# INFORMATION SUPPLIED
------------------------
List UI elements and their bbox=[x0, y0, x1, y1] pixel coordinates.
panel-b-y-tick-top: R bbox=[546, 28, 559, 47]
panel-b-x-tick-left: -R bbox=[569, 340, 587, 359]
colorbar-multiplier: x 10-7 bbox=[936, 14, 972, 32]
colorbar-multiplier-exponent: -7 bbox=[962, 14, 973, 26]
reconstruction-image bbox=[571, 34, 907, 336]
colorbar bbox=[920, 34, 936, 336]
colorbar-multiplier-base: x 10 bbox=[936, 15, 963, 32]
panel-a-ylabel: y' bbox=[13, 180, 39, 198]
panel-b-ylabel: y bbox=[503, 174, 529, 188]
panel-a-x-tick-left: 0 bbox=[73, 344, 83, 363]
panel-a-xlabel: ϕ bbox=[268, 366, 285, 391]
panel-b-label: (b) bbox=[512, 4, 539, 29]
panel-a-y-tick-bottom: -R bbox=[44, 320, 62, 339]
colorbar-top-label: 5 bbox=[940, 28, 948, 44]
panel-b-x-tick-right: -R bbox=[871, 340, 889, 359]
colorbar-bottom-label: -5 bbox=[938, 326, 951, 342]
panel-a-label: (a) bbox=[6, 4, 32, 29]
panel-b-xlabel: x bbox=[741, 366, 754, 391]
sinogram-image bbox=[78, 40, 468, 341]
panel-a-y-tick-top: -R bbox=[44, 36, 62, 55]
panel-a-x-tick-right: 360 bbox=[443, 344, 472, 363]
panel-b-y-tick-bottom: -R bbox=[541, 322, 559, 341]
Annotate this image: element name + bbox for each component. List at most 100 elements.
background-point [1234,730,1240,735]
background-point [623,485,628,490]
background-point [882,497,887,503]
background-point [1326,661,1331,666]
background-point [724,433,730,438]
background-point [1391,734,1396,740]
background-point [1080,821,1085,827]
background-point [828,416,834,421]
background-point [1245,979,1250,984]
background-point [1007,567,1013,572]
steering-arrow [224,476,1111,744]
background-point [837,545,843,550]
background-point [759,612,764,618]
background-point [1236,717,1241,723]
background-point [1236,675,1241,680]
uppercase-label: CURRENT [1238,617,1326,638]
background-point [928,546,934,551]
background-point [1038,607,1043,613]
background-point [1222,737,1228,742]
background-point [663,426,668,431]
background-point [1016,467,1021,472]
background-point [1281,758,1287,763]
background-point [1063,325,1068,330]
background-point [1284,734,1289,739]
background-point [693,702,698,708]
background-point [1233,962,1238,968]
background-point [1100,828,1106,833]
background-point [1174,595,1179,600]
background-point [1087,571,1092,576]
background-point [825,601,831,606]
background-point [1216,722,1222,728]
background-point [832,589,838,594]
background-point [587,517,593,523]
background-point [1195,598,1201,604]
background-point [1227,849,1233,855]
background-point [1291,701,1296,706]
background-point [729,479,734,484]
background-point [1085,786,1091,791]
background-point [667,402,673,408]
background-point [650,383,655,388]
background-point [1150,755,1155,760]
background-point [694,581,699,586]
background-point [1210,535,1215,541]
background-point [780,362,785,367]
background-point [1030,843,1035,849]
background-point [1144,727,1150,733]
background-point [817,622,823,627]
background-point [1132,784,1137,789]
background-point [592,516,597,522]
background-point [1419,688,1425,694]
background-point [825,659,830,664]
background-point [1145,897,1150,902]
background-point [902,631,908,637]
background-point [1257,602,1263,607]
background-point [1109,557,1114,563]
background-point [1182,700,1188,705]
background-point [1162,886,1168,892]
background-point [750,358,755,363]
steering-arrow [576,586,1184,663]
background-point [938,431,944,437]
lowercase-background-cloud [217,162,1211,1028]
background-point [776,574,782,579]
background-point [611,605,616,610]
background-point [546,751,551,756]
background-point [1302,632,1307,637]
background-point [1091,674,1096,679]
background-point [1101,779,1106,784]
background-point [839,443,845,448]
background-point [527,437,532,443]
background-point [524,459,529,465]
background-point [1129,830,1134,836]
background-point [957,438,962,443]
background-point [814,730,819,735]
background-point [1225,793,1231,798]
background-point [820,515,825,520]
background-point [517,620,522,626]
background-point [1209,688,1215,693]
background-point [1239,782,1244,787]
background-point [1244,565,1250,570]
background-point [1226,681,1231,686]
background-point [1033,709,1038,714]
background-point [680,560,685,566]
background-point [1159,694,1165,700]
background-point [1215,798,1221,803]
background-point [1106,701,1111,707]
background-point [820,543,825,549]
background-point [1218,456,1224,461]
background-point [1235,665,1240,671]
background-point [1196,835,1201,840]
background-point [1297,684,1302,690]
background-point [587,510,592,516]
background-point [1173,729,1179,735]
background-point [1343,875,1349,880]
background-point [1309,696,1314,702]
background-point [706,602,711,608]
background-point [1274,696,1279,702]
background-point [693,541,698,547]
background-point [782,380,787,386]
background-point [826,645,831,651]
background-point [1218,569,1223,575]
------------------------
# WHAT TO WORK ON
Edit the records above so that every "background-point" becomes "scatter-point", keeping everything else unchanged.

# COMPLETED TASK
List UI elements and their bbox=[x0, y0, x1, y1] pixel coordinates.
panel-b-y-tick-top: R bbox=[546, 28, 559, 47]
panel-b-x-tick-left: -R bbox=[569, 340, 587, 359]
colorbar-multiplier: x 10-7 bbox=[936, 14, 972, 32]
colorbar-multiplier-exponent: -7 bbox=[962, 14, 973, 26]
reconstruction-image bbox=[571, 34, 907, 336]
colorbar bbox=[920, 34, 936, 336]
colorbar-multiplier-base: x 10 bbox=[936, 15, 963, 32]
panel-a-ylabel: y' bbox=[13, 180, 39, 198]
panel-b-ylabel: y bbox=[503, 174, 529, 188]
panel-a-x-tick-left: 0 bbox=[73, 344, 83, 363]
panel-a-xlabel: ϕ bbox=[268, 366, 285, 391]
panel-b-label: (b) bbox=[512, 4, 539, 29]
panel-a-y-tick-bottom: -R bbox=[44, 320, 62, 339]
colorbar-top-label: 5 bbox=[940, 28, 948, 44]
panel-b-x-tick-right: -R bbox=[871, 340, 889, 359]
colorbar-bottom-label: -5 bbox=[938, 326, 951, 342]
panel-a-label: (a) bbox=[6, 4, 32, 29]
panel-b-xlabel: x bbox=[741, 366, 754, 391]
sinogram-image bbox=[78, 40, 468, 341]
panel-a-y-tick-top: -R bbox=[44, 36, 62, 55]
panel-a-x-tick-right: 360 bbox=[443, 344, 472, 363]
panel-b-y-tick-bottom: -R bbox=[541, 322, 559, 341]
Annotate this image: element name + bbox for each component. List at most 100 elements.
scatter-point [1234,730,1240,735]
scatter-point [623,485,628,490]
scatter-point [882,497,887,503]
scatter-point [1326,661,1331,666]
scatter-point [724,433,730,438]
scatter-point [1391,734,1396,740]
scatter-point [1080,821,1085,827]
scatter-point [828,416,834,421]
scatter-point [1245,979,1250,984]
scatter-point [1007,567,1013,572]
steering-arrow [224,476,1111,744]
scatter-point [837,545,843,550]
scatter-point [759,612,764,618]
scatter-point [1236,717,1241,723]
scatter-point [1236,675,1241,680]
uppercase-label: CURRENT [1238,617,1326,638]
scatter-point [928,546,934,551]
scatter-point [1038,607,1043,613]
scatter-point [1222,737,1228,742]
scatter-point [663,426,668,431]
scatter-point [1016,467,1021,472]
scatter-point [1281,758,1287,763]
scatter-point [1063,325,1068,330]
scatter-point [1284,734,1289,739]
scatter-point [693,702,698,708]
scatter-point [1233,962,1238,968]
scatter-point [1100,828,1106,833]
scatter-point [1174,595,1179,600]
scatter-point [1087,571,1092,576]
scatter-point [825,601,831,606]
scatter-point [1216,722,1222,728]
scatter-point [832,589,838,594]
scatter-point [587,517,593,523]
scatter-point [1195,598,1201,604]
scatter-point [1227,849,1233,855]
scatter-point [1291,701,1296,706]
scatter-point [729,479,734,484]
scatter-point [1085,786,1091,791]
scatter-point [667,402,673,408]
scatter-point [650,383,655,388]
scatter-point [1150,755,1155,760]
scatter-point [694,581,699,586]
scatter-point [1210,535,1215,541]
scatter-point [780,362,785,367]
scatter-point [1030,843,1035,849]
scatter-point [1144,727,1150,733]
scatter-point [817,622,823,627]
scatter-point [1132,784,1137,789]
scatter-point [592,516,597,522]
scatter-point [1419,688,1425,694]
scatter-point [825,659,830,664]
scatter-point [1145,897,1150,902]
scatter-point [902,631,908,637]
scatter-point [1257,602,1263,607]
scatter-point [1109,557,1114,563]
scatter-point [1182,700,1188,705]
scatter-point [1162,886,1168,892]
scatter-point [750,358,755,363]
steering-arrow [576,586,1184,663]
scatter-point [938,431,944,437]
lowercase-background-cloud [217,162,1211,1028]
scatter-point [776,574,782,579]
scatter-point [611,605,616,610]
scatter-point [546,751,551,756]
scatter-point [1302,632,1307,637]
scatter-point [1091,674,1096,679]
scatter-point [1101,779,1106,784]
scatter-point [839,443,845,448]
scatter-point [527,437,532,443]
scatter-point [524,459,529,465]
scatter-point [1129,830,1134,836]
scatter-point [957,438,962,443]
scatter-point [814,730,819,735]
scatter-point [1225,793,1231,798]
scatter-point [820,515,825,520]
scatter-point [517,620,522,626]
scatter-point [1209,688,1215,693]
scatter-point [1239,782,1244,787]
scatter-point [1244,565,1250,570]
scatter-point [1226,681,1231,686]
scatter-point [1033,709,1038,714]
scatter-point [680,560,685,566]
scatter-point [1159,694,1165,700]
scatter-point [1215,798,1221,803]
scatter-point [1106,701,1111,707]
scatter-point [820,543,825,549]
scatter-point [1218,456,1224,461]
scatter-point [1235,665,1240,671]
scatter-point [1196,835,1201,840]
scatter-point [1297,684,1302,690]
scatter-point [587,510,592,516]
scatter-point [1173,729,1179,735]
scatter-point [1343,875,1349,880]
scatter-point [1309,696,1314,702]
scatter-point [706,602,711,608]
scatter-point [1274,696,1279,702]
scatter-point [693,541,698,547]
scatter-point [782,380,787,386]
scatter-point [826,645,831,651]
scatter-point [1218,569,1223,575]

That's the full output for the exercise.